- Exercise details -
Check every line below for the word "BETA" and show those that hold it.

- Data to use -
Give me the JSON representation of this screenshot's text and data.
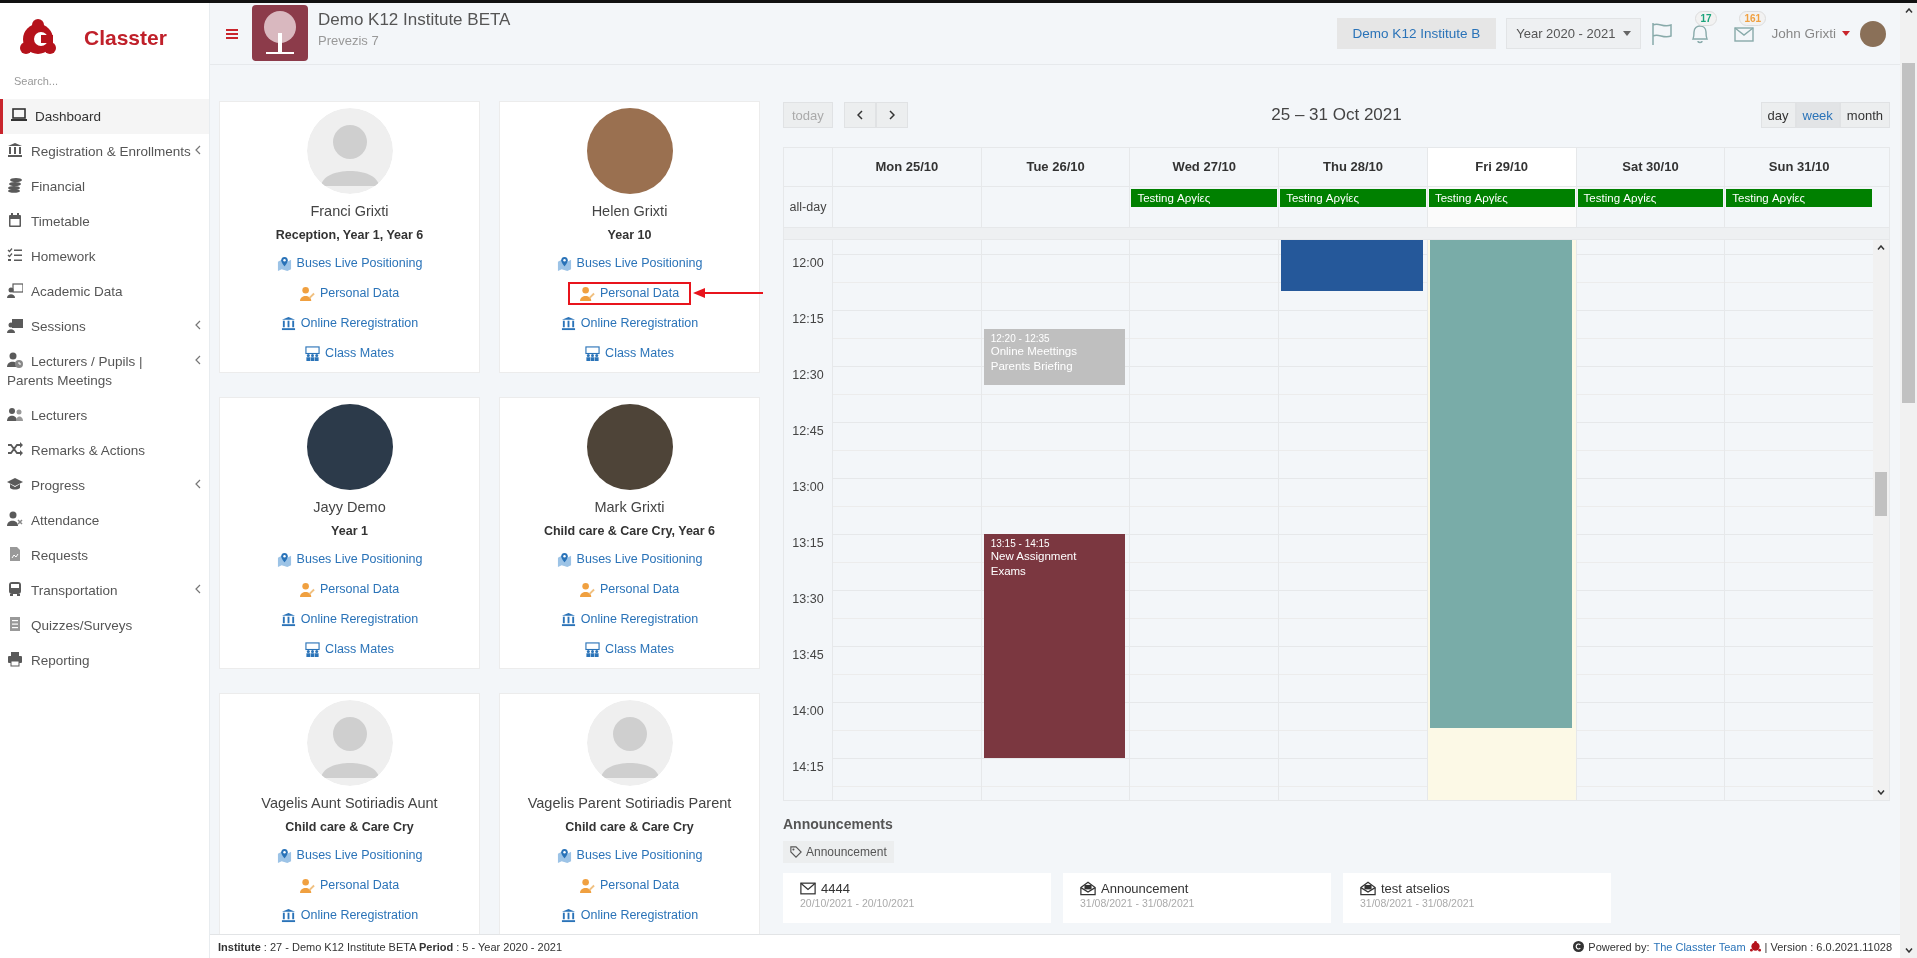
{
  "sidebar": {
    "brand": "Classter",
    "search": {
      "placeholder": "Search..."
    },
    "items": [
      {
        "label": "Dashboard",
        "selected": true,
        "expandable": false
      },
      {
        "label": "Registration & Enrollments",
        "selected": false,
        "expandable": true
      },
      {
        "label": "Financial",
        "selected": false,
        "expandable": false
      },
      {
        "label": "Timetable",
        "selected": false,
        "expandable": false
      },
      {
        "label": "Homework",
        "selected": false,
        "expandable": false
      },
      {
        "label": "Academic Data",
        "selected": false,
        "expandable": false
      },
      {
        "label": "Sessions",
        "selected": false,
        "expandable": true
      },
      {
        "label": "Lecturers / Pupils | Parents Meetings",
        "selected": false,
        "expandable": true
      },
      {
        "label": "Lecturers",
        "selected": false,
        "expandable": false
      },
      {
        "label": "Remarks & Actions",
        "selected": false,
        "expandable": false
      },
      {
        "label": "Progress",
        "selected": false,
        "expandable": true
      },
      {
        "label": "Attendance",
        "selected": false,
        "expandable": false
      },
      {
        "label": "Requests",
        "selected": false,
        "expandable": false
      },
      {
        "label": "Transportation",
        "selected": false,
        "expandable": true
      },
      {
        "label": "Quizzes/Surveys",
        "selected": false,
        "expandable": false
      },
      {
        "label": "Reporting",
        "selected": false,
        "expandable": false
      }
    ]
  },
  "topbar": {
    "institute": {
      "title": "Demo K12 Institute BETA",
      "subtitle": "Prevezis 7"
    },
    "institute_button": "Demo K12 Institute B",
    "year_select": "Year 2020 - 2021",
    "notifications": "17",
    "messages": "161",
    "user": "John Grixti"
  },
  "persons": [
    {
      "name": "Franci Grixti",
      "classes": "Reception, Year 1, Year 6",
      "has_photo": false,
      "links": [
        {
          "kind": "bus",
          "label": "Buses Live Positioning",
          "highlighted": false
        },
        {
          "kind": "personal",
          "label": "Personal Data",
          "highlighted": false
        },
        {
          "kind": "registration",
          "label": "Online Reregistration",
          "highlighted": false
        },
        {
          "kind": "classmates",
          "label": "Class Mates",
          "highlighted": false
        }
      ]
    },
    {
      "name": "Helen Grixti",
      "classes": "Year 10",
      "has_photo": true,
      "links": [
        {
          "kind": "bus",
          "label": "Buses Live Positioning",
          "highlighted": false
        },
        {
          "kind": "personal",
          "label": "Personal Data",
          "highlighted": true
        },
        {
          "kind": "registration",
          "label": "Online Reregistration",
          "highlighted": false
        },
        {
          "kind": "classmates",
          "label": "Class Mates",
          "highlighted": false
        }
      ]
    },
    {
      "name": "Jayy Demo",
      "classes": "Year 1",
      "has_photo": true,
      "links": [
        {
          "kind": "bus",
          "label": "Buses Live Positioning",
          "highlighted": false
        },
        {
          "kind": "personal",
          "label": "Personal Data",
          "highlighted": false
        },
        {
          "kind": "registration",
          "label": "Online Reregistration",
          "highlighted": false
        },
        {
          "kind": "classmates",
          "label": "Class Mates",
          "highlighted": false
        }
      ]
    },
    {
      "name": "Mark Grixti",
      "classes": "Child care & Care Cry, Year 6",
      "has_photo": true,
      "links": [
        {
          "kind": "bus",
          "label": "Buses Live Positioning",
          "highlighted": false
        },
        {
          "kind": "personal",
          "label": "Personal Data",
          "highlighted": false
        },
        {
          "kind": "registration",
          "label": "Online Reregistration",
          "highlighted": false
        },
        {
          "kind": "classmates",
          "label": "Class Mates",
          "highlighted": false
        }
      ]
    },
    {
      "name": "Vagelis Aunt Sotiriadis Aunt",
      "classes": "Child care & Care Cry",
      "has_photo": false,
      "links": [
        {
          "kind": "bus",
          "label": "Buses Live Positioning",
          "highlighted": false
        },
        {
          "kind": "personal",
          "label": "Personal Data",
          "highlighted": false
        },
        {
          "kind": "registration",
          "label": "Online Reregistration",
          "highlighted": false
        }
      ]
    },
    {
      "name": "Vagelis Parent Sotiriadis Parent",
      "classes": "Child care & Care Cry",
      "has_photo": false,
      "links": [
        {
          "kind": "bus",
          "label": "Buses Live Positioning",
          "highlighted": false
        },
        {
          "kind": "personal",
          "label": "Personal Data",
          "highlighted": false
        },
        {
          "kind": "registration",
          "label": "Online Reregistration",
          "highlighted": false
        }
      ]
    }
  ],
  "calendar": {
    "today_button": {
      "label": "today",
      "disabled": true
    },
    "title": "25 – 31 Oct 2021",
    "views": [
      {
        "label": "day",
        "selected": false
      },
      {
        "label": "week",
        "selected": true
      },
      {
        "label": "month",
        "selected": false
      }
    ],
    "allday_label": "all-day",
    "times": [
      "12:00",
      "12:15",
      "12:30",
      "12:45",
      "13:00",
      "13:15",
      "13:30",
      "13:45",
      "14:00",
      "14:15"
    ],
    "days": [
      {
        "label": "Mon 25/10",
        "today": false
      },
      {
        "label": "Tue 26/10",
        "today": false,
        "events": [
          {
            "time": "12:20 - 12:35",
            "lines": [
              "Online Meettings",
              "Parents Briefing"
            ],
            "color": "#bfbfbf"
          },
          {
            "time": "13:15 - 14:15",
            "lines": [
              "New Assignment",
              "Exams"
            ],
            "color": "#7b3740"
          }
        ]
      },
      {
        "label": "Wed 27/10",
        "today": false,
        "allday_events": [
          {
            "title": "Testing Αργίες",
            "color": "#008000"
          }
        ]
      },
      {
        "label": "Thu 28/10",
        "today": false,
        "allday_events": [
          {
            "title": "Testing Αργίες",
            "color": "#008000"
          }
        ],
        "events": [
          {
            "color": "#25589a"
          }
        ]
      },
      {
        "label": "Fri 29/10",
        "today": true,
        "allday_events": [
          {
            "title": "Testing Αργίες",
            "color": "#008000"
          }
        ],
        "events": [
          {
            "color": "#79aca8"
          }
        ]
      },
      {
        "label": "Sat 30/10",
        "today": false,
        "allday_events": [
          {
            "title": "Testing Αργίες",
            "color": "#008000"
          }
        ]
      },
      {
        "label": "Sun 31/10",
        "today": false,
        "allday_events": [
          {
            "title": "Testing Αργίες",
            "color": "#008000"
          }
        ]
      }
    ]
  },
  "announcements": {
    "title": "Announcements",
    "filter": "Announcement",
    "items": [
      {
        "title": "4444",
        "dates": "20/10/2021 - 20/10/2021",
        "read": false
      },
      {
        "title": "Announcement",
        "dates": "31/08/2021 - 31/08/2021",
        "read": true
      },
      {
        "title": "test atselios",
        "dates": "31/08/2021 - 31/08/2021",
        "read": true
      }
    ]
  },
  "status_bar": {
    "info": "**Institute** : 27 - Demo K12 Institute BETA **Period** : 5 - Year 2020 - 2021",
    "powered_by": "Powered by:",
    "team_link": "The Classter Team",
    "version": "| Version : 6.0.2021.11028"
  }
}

- Complete response -
      "title": "Demo K12 Institute BETA",
    "info": "**Institute** : 27 - Demo K12 Institute BETA **Period** : 5 - Year 2020 - 2021",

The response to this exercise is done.